» Exercise task: Say how many lines include the word "Болтами", using only a number.

* Begin Dataset rows *

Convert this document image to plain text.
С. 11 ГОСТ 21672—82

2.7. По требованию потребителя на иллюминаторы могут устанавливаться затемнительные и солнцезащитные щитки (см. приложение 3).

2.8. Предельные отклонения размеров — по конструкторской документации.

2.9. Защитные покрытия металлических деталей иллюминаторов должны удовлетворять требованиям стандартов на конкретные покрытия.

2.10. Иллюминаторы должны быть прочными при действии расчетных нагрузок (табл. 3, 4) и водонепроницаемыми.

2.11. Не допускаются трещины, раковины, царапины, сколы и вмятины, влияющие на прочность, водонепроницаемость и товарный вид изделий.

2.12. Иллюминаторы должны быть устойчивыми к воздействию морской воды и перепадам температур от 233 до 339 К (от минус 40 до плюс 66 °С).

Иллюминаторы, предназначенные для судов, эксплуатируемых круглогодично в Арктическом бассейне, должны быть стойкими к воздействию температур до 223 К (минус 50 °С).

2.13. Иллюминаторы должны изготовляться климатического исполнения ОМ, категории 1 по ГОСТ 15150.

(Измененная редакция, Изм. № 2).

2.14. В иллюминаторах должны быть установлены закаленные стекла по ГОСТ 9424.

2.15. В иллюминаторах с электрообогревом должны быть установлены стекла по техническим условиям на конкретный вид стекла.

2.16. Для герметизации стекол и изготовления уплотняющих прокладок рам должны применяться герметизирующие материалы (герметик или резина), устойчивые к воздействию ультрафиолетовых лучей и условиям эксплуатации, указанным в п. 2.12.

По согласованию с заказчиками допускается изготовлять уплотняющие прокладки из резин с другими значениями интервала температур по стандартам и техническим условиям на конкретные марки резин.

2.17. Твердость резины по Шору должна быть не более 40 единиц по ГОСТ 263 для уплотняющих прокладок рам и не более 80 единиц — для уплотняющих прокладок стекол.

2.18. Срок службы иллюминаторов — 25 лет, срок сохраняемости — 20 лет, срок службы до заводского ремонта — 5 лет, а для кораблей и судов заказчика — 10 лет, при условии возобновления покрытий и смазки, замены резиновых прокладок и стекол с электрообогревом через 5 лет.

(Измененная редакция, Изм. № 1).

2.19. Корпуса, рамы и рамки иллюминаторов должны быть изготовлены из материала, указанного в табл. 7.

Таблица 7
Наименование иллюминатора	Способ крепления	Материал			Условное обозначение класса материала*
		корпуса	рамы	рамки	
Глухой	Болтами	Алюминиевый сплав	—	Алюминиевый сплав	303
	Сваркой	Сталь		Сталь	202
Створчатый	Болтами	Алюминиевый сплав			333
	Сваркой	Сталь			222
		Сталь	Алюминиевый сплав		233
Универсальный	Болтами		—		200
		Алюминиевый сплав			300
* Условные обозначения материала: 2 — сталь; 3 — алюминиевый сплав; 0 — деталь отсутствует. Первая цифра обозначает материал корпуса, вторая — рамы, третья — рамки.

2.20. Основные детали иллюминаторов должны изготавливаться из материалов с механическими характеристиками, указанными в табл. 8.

* End Dataset rows *

» Correct answer: 3